TASK REQUIREMENTS: Below are some records; repeat them all exactly, minus the pictures.

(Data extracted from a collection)
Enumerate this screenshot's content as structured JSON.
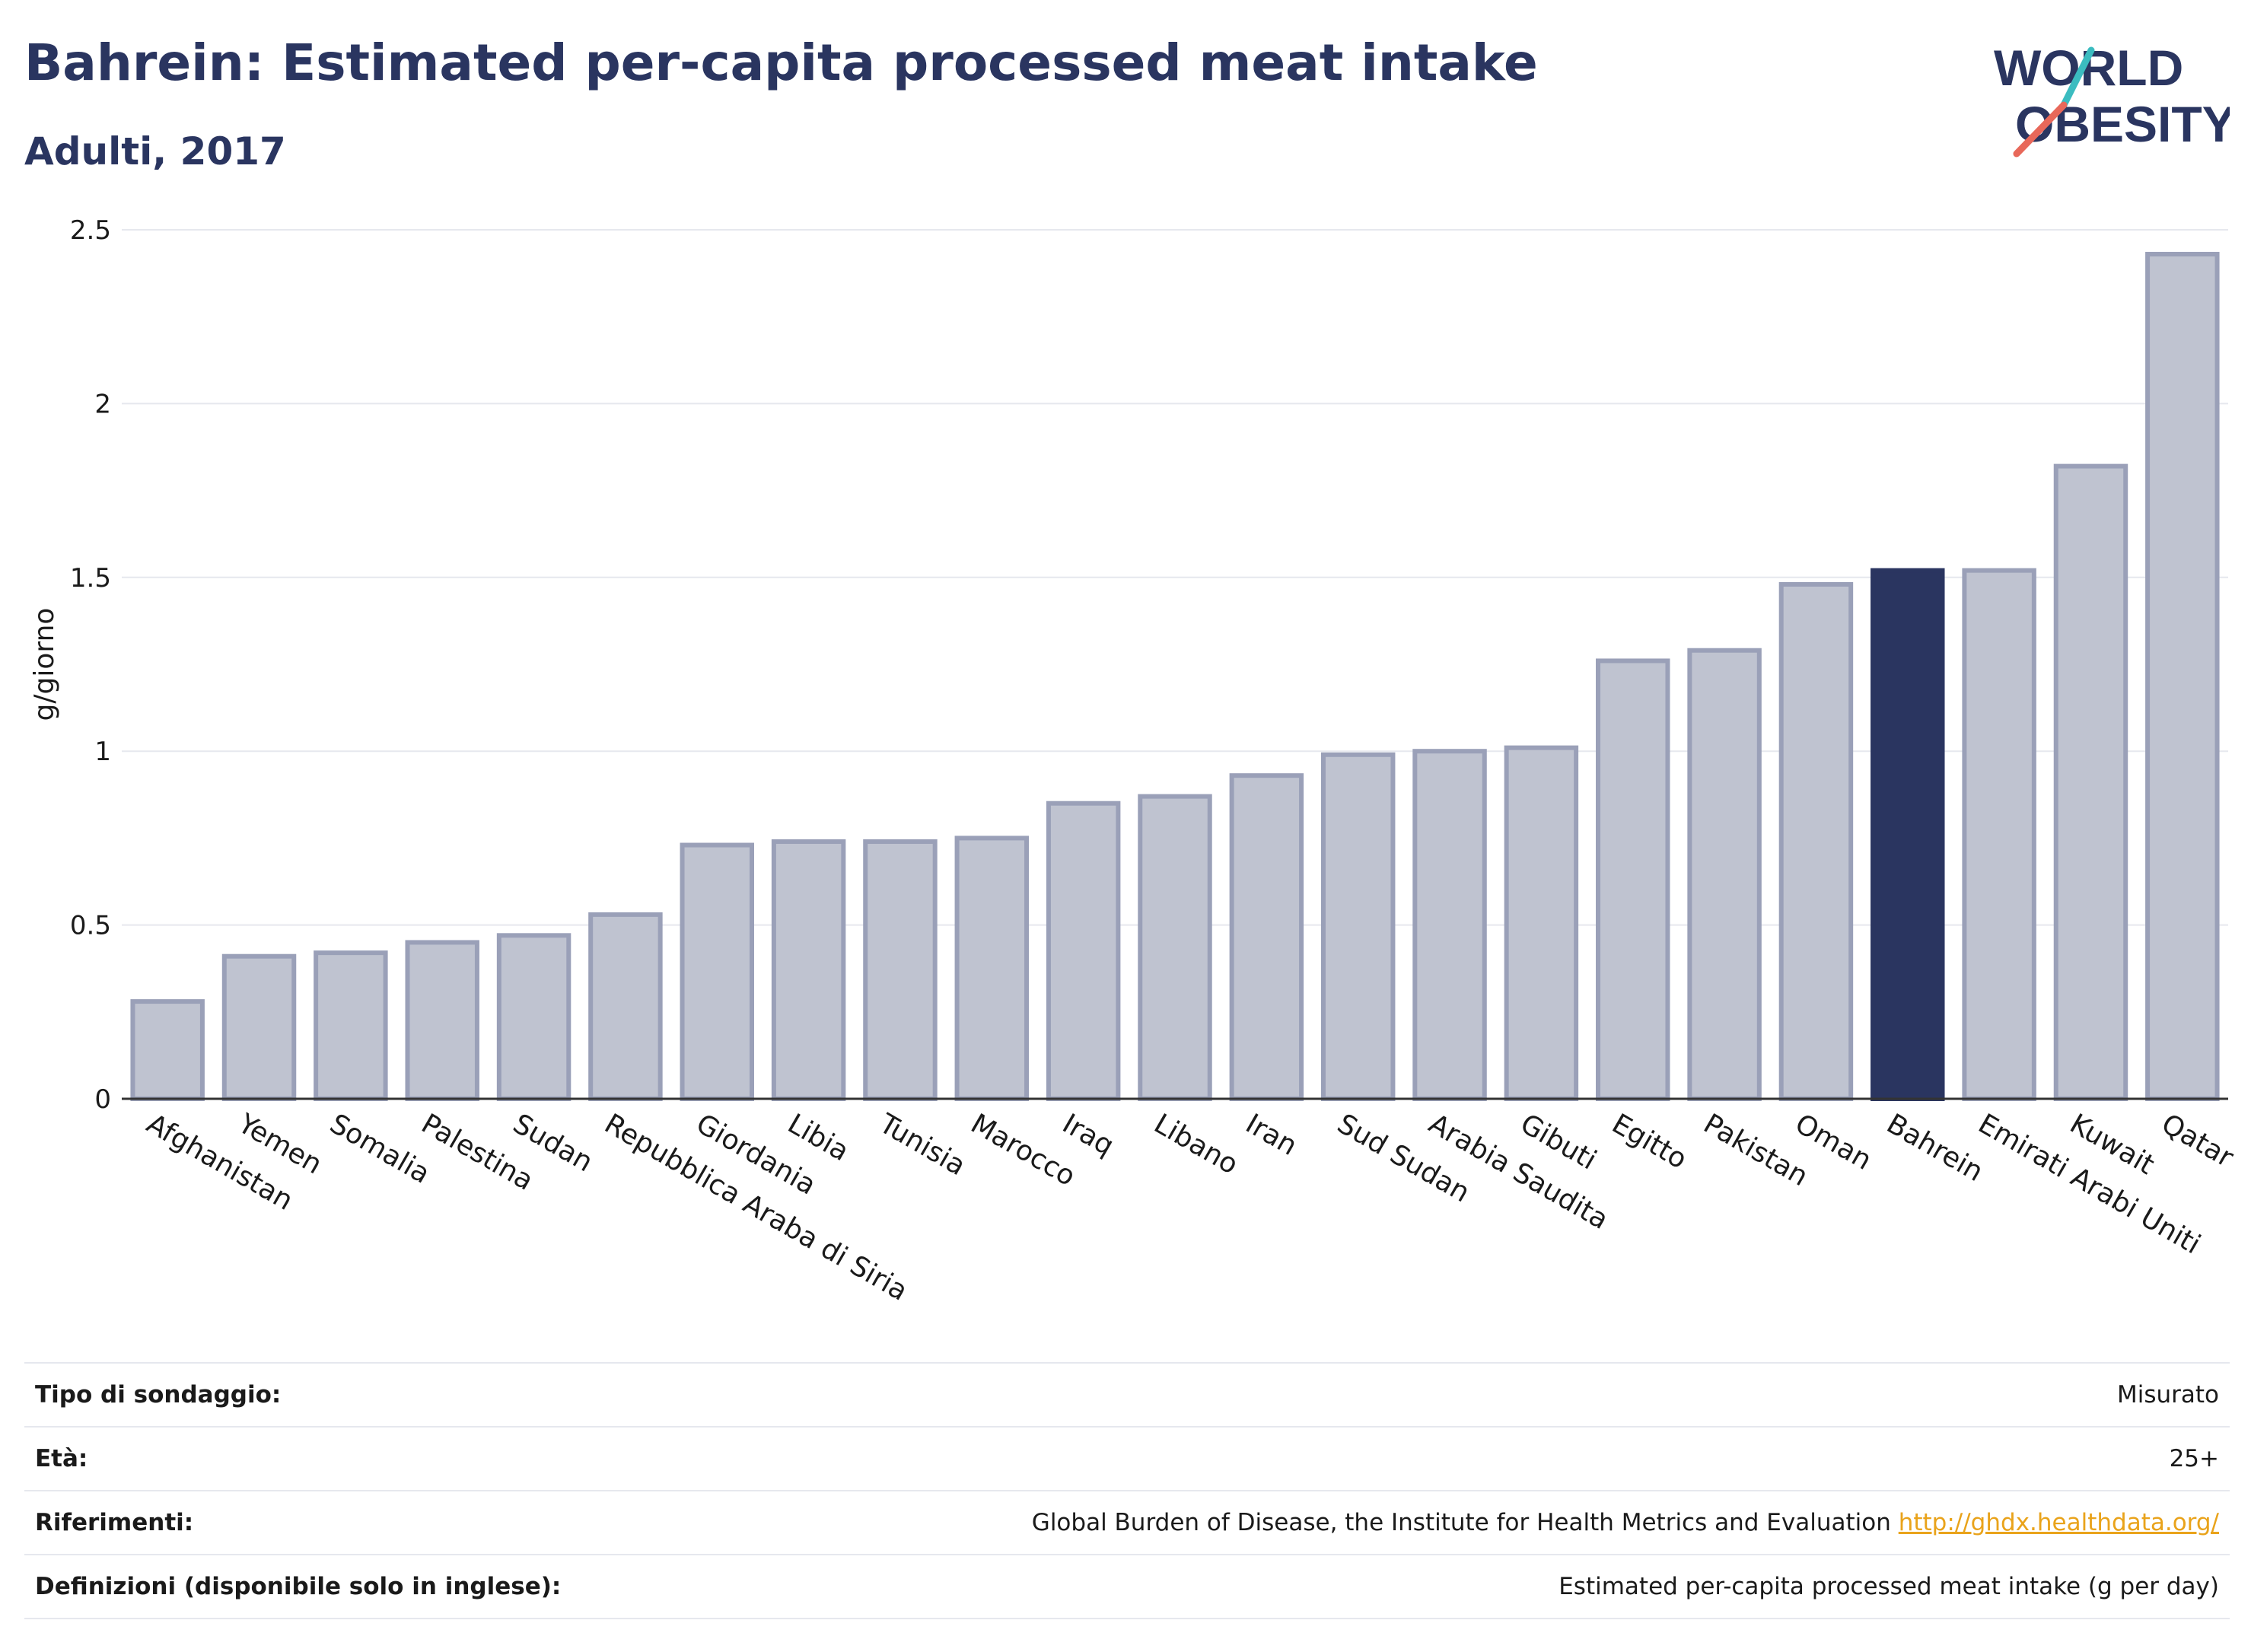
{
  "header": {
    "title": "Bahrein: Estimated per-capita processed meat intake",
    "subtitle": "Adulti, 2017",
    "logo_line1": "WORLD",
    "logo_line2": "OBESITY"
  },
  "colors": {
    "bar": "#bfc3d0",
    "bar_border": "#9aa0b8",
    "highlight": "#2a3560",
    "grid": "#e6e8ee",
    "logo_text": "#2a3560",
    "logo_teal": "#3bbcc0",
    "logo_coral": "#e8685a"
  },
  "chart_data": {
    "type": "bar",
    "ylabel": "g/giorno",
    "ylim": [
      0,
      2.5
    ],
    "yticks": [
      "0",
      "0.5",
      "1",
      "1.5",
      "2",
      "2.5"
    ],
    "highlight": "Bahrein",
    "categories": [
      "Afghanistan",
      "Yemen",
      "Somalia",
      "Palestina",
      "Sudan",
      "Repubblica Araba di Siria",
      "Giordania",
      "Libia",
      "Tunisia",
      "Marocco",
      "Iraq",
      "Libano",
      "Iran",
      "Sud Sudan",
      "Arabia Saudita",
      "Gibuti",
      "Egitto",
      "Pakistan",
      "Oman",
      "Bahrein",
      "Emirati Arabi Uniti",
      "Kuwait",
      "Qatar"
    ],
    "values": [
      0.28,
      0.41,
      0.42,
      0.45,
      0.47,
      0.53,
      0.73,
      0.74,
      0.74,
      0.75,
      0.85,
      0.87,
      0.93,
      0.99,
      1.0,
      1.01,
      1.26,
      1.29,
      1.48,
      1.52,
      1.52,
      1.82,
      2.43
    ]
  },
  "info": {
    "rows": [
      {
        "label": "Tipo di sondaggio:",
        "value": "Misurato"
      },
      {
        "label": "Età:",
        "value": "25+"
      },
      {
        "label": "Riferimenti:",
        "value": "Global Burden of Disease, the Institute for Health Metrics and Evaluation",
        "link": "http://ghdx.healthdata.org/"
      },
      {
        "label": "Definizioni (disponibile solo in inglese):",
        "value": "Estimated per-capita processed meat intake (g per day)"
      }
    ]
  }
}
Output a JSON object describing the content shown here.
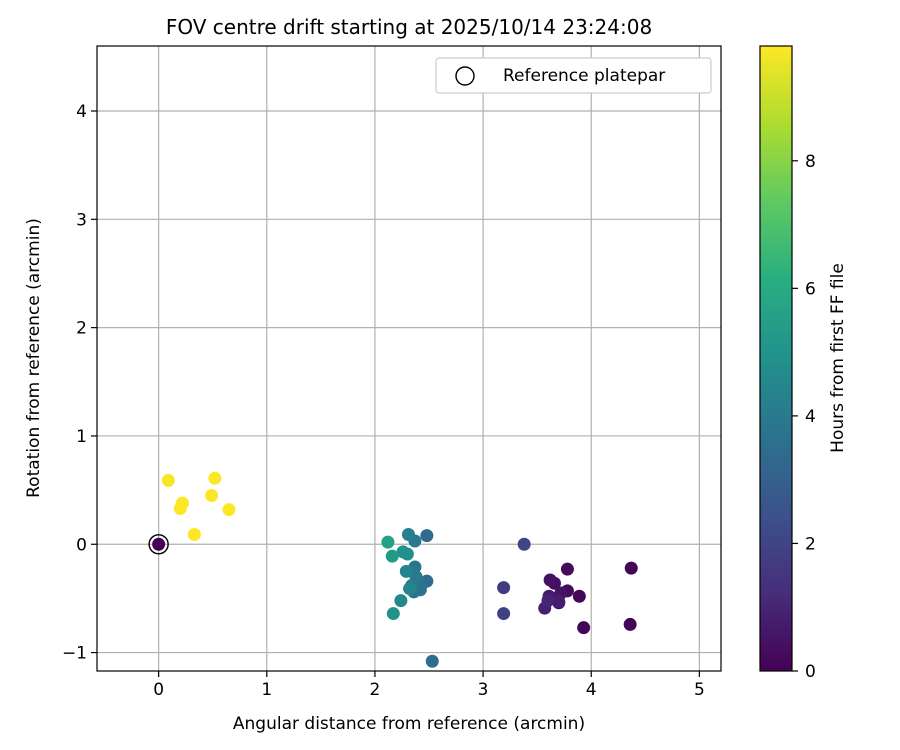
{
  "chart_data": {
    "type": "scatter",
    "title": "FOV centre drift starting at 2025/10/14 23:24:08",
    "xlabel": "Angular distance from reference (arcmin)",
    "ylabel": "Rotation from reference (arcmin)",
    "xlim": [
      -0.57,
      5.2
    ],
    "ylim": [
      -1.17,
      4.6
    ],
    "xticks": [
      0,
      1,
      2,
      3,
      4,
      5
    ],
    "yticks": [
      -1,
      0,
      1,
      2,
      3,
      4
    ],
    "grid": true,
    "legend": {
      "position": "top-right",
      "entries": [
        "Reference platepar"
      ]
    },
    "reference_point": {
      "x": 0,
      "y": 0,
      "label": "Reference platepar"
    },
    "colorbar": {
      "label": "Hours from first FF file",
      "colormap": "viridis",
      "range": [
        0,
        9.8
      ],
      "ticks": [
        0,
        2,
        4,
        6,
        8
      ]
    },
    "points": [
      {
        "x": 0.0,
        "y": 0.0,
        "c": 0.0
      },
      {
        "x": 4.37,
        "y": -0.22,
        "c": 0.1
      },
      {
        "x": 4.36,
        "y": -0.74,
        "c": 0.1
      },
      {
        "x": 3.93,
        "y": -0.77,
        "c": 0.15
      },
      {
        "x": 3.89,
        "y": -0.48,
        "c": 0.2
      },
      {
        "x": 3.78,
        "y": -0.23,
        "c": 0.25
      },
      {
        "x": 3.78,
        "y": -0.43,
        "c": 0.3
      },
      {
        "x": 3.7,
        "y": -0.54,
        "c": 0.35
      },
      {
        "x": 3.66,
        "y": -0.36,
        "c": 0.4
      },
      {
        "x": 3.62,
        "y": -0.33,
        "c": 0.45
      },
      {
        "x": 3.72,
        "y": -0.45,
        "c": 0.5
      },
      {
        "x": 3.66,
        "y": -0.5,
        "c": 0.6
      },
      {
        "x": 3.61,
        "y": -0.48,
        "c": 0.7
      },
      {
        "x": 3.7,
        "y": -0.53,
        "c": 0.8
      },
      {
        "x": 3.57,
        "y": -0.59,
        "c": 0.9
      },
      {
        "x": 3.6,
        "y": -0.52,
        "c": 1.0
      },
      {
        "x": 3.19,
        "y": -0.4,
        "c": 1.7
      },
      {
        "x": 3.19,
        "y": -0.64,
        "c": 1.9
      },
      {
        "x": 3.38,
        "y": 0.0,
        "c": 2.1
      },
      {
        "x": 2.53,
        "y": -1.08,
        "c": 3.5
      },
      {
        "x": 2.48,
        "y": 0.08,
        "c": 3.4
      },
      {
        "x": 2.48,
        "y": -0.34,
        "c": 3.5
      },
      {
        "x": 2.44,
        "y": -0.36,
        "c": 3.6
      },
      {
        "x": 2.42,
        "y": -0.42,
        "c": 3.7
      },
      {
        "x": 2.36,
        "y": -0.44,
        "c": 3.8
      },
      {
        "x": 2.37,
        "y": -0.21,
        "c": 3.8
      },
      {
        "x": 2.37,
        "y": 0.03,
        "c": 3.9
      },
      {
        "x": 2.38,
        "y": -0.3,
        "c": 4.0
      },
      {
        "x": 2.34,
        "y": -0.38,
        "c": 4.1
      },
      {
        "x": 2.31,
        "y": 0.09,
        "c": 4.2
      },
      {
        "x": 2.29,
        "y": -0.25,
        "c": 4.4
      },
      {
        "x": 2.32,
        "y": -0.41,
        "c": 4.5
      },
      {
        "x": 2.24,
        "y": -0.52,
        "c": 4.6
      },
      {
        "x": 2.3,
        "y": -0.09,
        "c": 4.8
      },
      {
        "x": 2.26,
        "y": -0.07,
        "c": 4.9
      },
      {
        "x": 2.17,
        "y": -0.64,
        "c": 5.0
      },
      {
        "x": 2.16,
        "y": -0.11,
        "c": 5.3
      },
      {
        "x": 2.12,
        "y": 0.02,
        "c": 5.6
      },
      {
        "x": 0.09,
        "y": 0.59,
        "c": 9.7
      },
      {
        "x": 0.52,
        "y": 0.61,
        "c": 9.75
      },
      {
        "x": 0.49,
        "y": 0.45,
        "c": 9.75
      },
      {
        "x": 0.22,
        "y": 0.38,
        "c": 9.75
      },
      {
        "x": 0.2,
        "y": 0.33,
        "c": 9.8
      },
      {
        "x": 0.65,
        "y": 0.32,
        "c": 9.8
      },
      {
        "x": 0.33,
        "y": 0.09,
        "c": 9.8
      }
    ]
  }
}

FULL SOLUTION:
Enumerate this screenshot's content as structured JSON.
{
  "header": {
    "title": "Bahrein: Estimated per-capita processed meat intake",
    "subtitle": "Adulti, 2017",
    "logo_line1": "WORLD",
    "logo_line2": "OBESITY"
  },
  "colors": {
    "bar": "#bfc3d0",
    "bar_border": "#9aa0b8",
    "highlight": "#2a3560",
    "grid": "#e6e8ee",
    "logo_text": "#2a3560",
    "logo_teal": "#3bbcc0",
    "logo_coral": "#e8685a"
  },
  "chart_data": {
    "type": "bar",
    "ylabel": "g/giorno",
    "ylim": [
      0,
      2.5
    ],
    "yticks": [
      "0",
      "0.5",
      "1",
      "1.5",
      "2",
      "2.5"
    ],
    "highlight": "Bahrein",
    "categories": [
      "Afghanistan",
      "Yemen",
      "Somalia",
      "Palestina",
      "Sudan",
      "Repubblica Araba di Siria",
      "Giordania",
      "Libia",
      "Tunisia",
      "Marocco",
      "Iraq",
      "Libano",
      "Iran",
      "Sud Sudan",
      "Arabia Saudita",
      "Gibuti",
      "Egitto",
      "Pakistan",
      "Oman",
      "Bahrein",
      "Emirati Arabi Uniti",
      "Kuwait",
      "Qatar"
    ],
    "values": [
      0.28,
      0.41,
      0.42,
      0.45,
      0.47,
      0.53,
      0.73,
      0.74,
      0.74,
      0.75,
      0.85,
      0.87,
      0.93,
      0.99,
      1.0,
      1.01,
      1.26,
      1.29,
      1.48,
      1.52,
      1.52,
      1.82,
      2.43
    ]
  },
  "info": {
    "rows": [
      {
        "label": "Tipo di sondaggio:",
        "value": "Misurato"
      },
      {
        "label": "Età:",
        "value": "25+"
      },
      {
        "label": "Riferimenti:",
        "value": "Global Burden of Disease, the Institute for Health Metrics and Evaluation",
        "link": "http://ghdx.healthdata.org/"
      },
      {
        "label": "Definizioni (disponibile solo in inglese):",
        "value": "Estimated per-capita processed meat intake (g per day)"
      }
    ]
  }
}
Output a JSON object describing the content shown here.
{
  "chart_data": {
    "type": "scatter",
    "title": "FOV centre drift starting at 2025/10/14 23:24:08",
    "xlabel": "Angular distance from reference (arcmin)",
    "ylabel": "Rotation from reference (arcmin)",
    "xlim": [
      -0.57,
      5.2
    ],
    "ylim": [
      -1.17,
      4.6
    ],
    "xticks": [
      0,
      1,
      2,
      3,
      4,
      5
    ],
    "yticks": [
      -1,
      0,
      1,
      2,
      3,
      4
    ],
    "grid": true,
    "legend": {
      "position": "top-right",
      "entries": [
        "Reference platepar"
      ]
    },
    "reference_point": {
      "x": 0,
      "y": 0,
      "label": "Reference platepar"
    },
    "colorbar": {
      "label": "Hours from first FF file",
      "colormap": "viridis",
      "range": [
        0,
        9.8
      ],
      "ticks": [
        0,
        2,
        4,
        6,
        8
      ]
    },
    "points": [
      {
        "x": 0.0,
        "y": 0.0,
        "c": 0.0
      },
      {
        "x": 4.37,
        "y": -0.22,
        "c": 0.1
      },
      {
        "x": 4.36,
        "y": -0.74,
        "c": 0.1
      },
      {
        "x": 3.93,
        "y": -0.77,
        "c": 0.15
      },
      {
        "x": 3.89,
        "y": -0.48,
        "c": 0.2
      },
      {
        "x": 3.78,
        "y": -0.23,
        "c": 0.25
      },
      {
        "x": 3.78,
        "y": -0.43,
        "c": 0.3
      },
      {
        "x": 3.7,
        "y": -0.54,
        "c": 0.35
      },
      {
        "x": 3.66,
        "y": -0.36,
        "c": 0.4
      },
      {
        "x": 3.62,
        "y": -0.33,
        "c": 0.45
      },
      {
        "x": 3.72,
        "y": -0.45,
        "c": 0.5
      },
      {
        "x": 3.66,
        "y": -0.5,
        "c": 0.6
      },
      {
        "x": 3.61,
        "y": -0.48,
        "c": 0.7
      },
      {
        "x": 3.7,
        "y": -0.53,
        "c": 0.8
      },
      {
        "x": 3.57,
        "y": -0.59,
        "c": 0.9
      },
      {
        "x": 3.6,
        "y": -0.52,
        "c": 1.0
      },
      {
        "x": 3.19,
        "y": -0.4,
        "c": 1.7
      },
      {
        "x": 3.19,
        "y": -0.64,
        "c": 1.9
      },
      {
        "x": 3.38,
        "y": 0.0,
        "c": 2.1
      },
      {
        "x": 2.53,
        "y": -1.08,
        "c": 3.5
      },
      {
        "x": 2.48,
        "y": 0.08,
        "c": 3.4
      },
      {
        "x": 2.48,
        "y": -0.34,
        "c": 3.5
      },
      {
        "x": 2.44,
        "y": -0.36,
        "c": 3.6
      },
      {
        "x": 2.42,
        "y": -0.42,
        "c": 3.7
      },
      {
        "x": 2.36,
        "y": -0.44,
        "c": 3.8
      },
      {
        "x": 2.37,
        "y": -0.21,
        "c": 3.8
      },
      {
        "x": 2.37,
        "y": 0.03,
        "c": 3.9
      },
      {
        "x": 2.38,
        "y": -0.3,
        "c": 4.0
      },
      {
        "x": 2.34,
        "y": -0.38,
        "c": 4.1
      },
      {
        "x": 2.31,
        "y": 0.09,
        "c": 4.2
      },
      {
        "x": 2.29,
        "y": -0.25,
        "c": 4.4
      },
      {
        "x": 2.32,
        "y": -0.41,
        "c": 4.5
      },
      {
        "x": 2.24,
        "y": -0.52,
        "c": 4.6
      },
      {
        "x": 2.3,
        "y": -0.09,
        "c": 4.8
      },
      {
        "x": 2.26,
        "y": -0.07,
        "c": 4.9
      },
      {
        "x": 2.17,
        "y": -0.64,
        "c": 5.0
      },
      {
        "x": 2.16,
        "y": -0.11,
        "c": 5.3
      },
      {
        "x": 2.12,
        "y": 0.02,
        "c": 5.6
      },
      {
        "x": 0.09,
        "y": 0.59,
        "c": 9.7
      },
      {
        "x": 0.52,
        "y": 0.61,
        "c": 9.75
      },
      {
        "x": 0.49,
        "y": 0.45,
        "c": 9.75
      },
      {
        "x": 0.22,
        "y": 0.38,
        "c": 9.75
      },
      {
        "x": 0.2,
        "y": 0.33,
        "c": 9.8
      },
      {
        "x": 0.65,
        "y": 0.32,
        "c": 9.8
      },
      {
        "x": 0.33,
        "y": 0.09,
        "c": 9.8
      }
    ]
  }
}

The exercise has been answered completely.